● PASSAGE PROVIDED
•••
This event was considered the “spark” that ignited the Reformation. Consequently, many Protestant churches celebrate October 31 as “Reformation Day” and the closest Sunday to it as Reformation Sunday. On that day, Luther sent his 95 Theses to his superior, the aforementioned Albert of Brandenburg, now the Archbishop of Mainz in whose name the indulgences were being sold, to humbly bring it to his attention. But Luther did not know about Albert’s involvement in the indulgence sales as mentioned above.

95 Theses

And Luther also nailed them to the northern wooden door of the Castle Church in Wittenberg. Probably. Luther never wrote about the episode of the door, though his close friend and fellow professor, Philip Melanchthon, reported it decades later. But Melanchthon was not a witness to it; he was out of town on that date. However, that’s when a call to debate would have been posted to the door, either then or in the middle of November.

In 2006, a discovery was made; Luther’s secretary, Georg Rörer‘s handwritten comment had been found. At the end of the desk copy for the 1540 revision of Luther’s New Testament appeared Rörer’s note:

“On the evening before All Saints’ Day in the year of our Lord 1517, theses about letters of indulgence were nailed to the doors of the Wittenberg churches by Doctor Martin Luther.”

Curiously, it mentions plural churches, suggesting all of the half-dozen churches in Wittenberg carried the call to debate. All in Latin.

 

So…

Did Luther “nail” the 95 Theses to the Wittenberg door? Did he attach them with thumbtacks or a hammer? I’ve noticed over the years that pictures depicting the size of the hammer have grown from a ball-peen hammer to a clawhammer, to a mallet, to a sledgehammer, to Thor’s mystic hammer, Mjölnir. But Luther did mail the 95 Theses on October 31. Probably using a hammer.
•••
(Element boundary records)
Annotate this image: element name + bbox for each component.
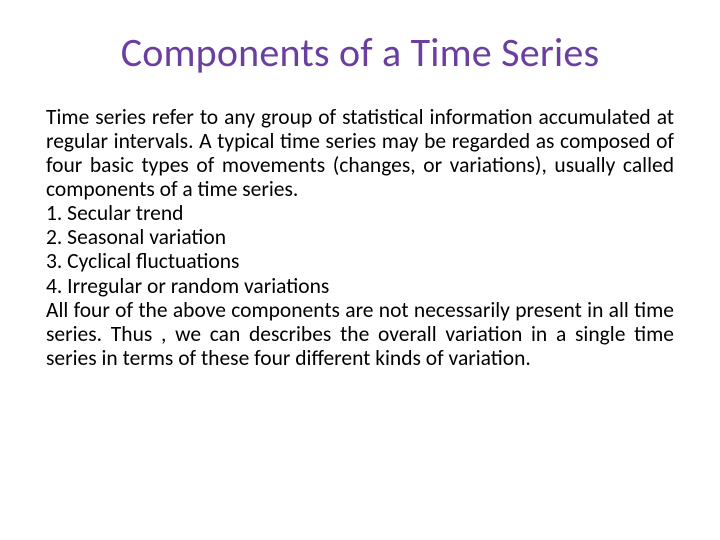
body-block: Time series refer to any group of statis… [46, 105, 674, 370]
list-item-3: 3. Cyclical fluctuations [46, 249, 674, 273]
list-item-1: 1. Secular trend [46, 201, 674, 225]
page-title: Components of a Time Series [46, 28, 674, 77]
list-item-4: 4. Irregular or random variations [46, 274, 674, 298]
intro-paragraph: Time series refer to any group of statis… [46, 105, 674, 201]
outro-paragraph: All four of the above components are not… [46, 298, 674, 370]
list-item-2: 2. Seasonal variation [46, 225, 674, 249]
•••
● THE TASKS
a. Answer these from the passage on Luther's 95 Theses:
(i) To whom did Luther send the 95 Theses on October 31?
(ii) In what year was Georg Rörer's handwritten comment discovered?
(iii) In what language was the call to debate written?
b. Write out the stretch from "This event was" through "as mentioned above." in the passage on Luther's 95 Theses.
c. Extend the passage on Luther's 95 Theses, carrying on from its final sentence.

● TASK RESULTS
a.
(i) Albert of Brandenburg, then Archbishop of Mainz
(ii) 2006
(iii) Latin

b.
This event was considered the “spark” that ignited the Reformation. Consequently, many Protestant churches celebrate October 31 as “Reformation Day” and the closest Sunday to it as Reformation Sunday. On that day, Luther sent his 95 Theses to his superior, the aforementioned Albert of Brandenburg, now the Archbishop of Mainz in whose name the indulgences were being sold, to humbly bring it to his attention. But Luther did not know about Albert’s involvement in the indulgence sales as mentioned above.

c.
 

* Protestant

Speyer Cathedral

Of course, 1517 wasn’t the actual beginning of the use of the word Protestant. That didn’t occur until over a decade later. In 1526, the Diet of Speyer met concerning the previous Imperial Edict of Worms (1521), which had condemned Luther politically. The Diet held that “every State shall so live, rule, and believe as it may hope and trust to answer before God and his Imperial Majesty.”

However, practically it turned out that each German state (prince) took it to grant freedom to choose its own allegiance: “As goes the religion of the Prince, so goes the people.” In 1529, at the Second Diet of Speyer, the Edict of Worms condemnation was reaffirmed, essentially re-condemning Lutheranism. Half a dozen Lutheran princes presented a formal “Letter of Protestation,” which was subsequently printed and made public, and so were called “Protestants.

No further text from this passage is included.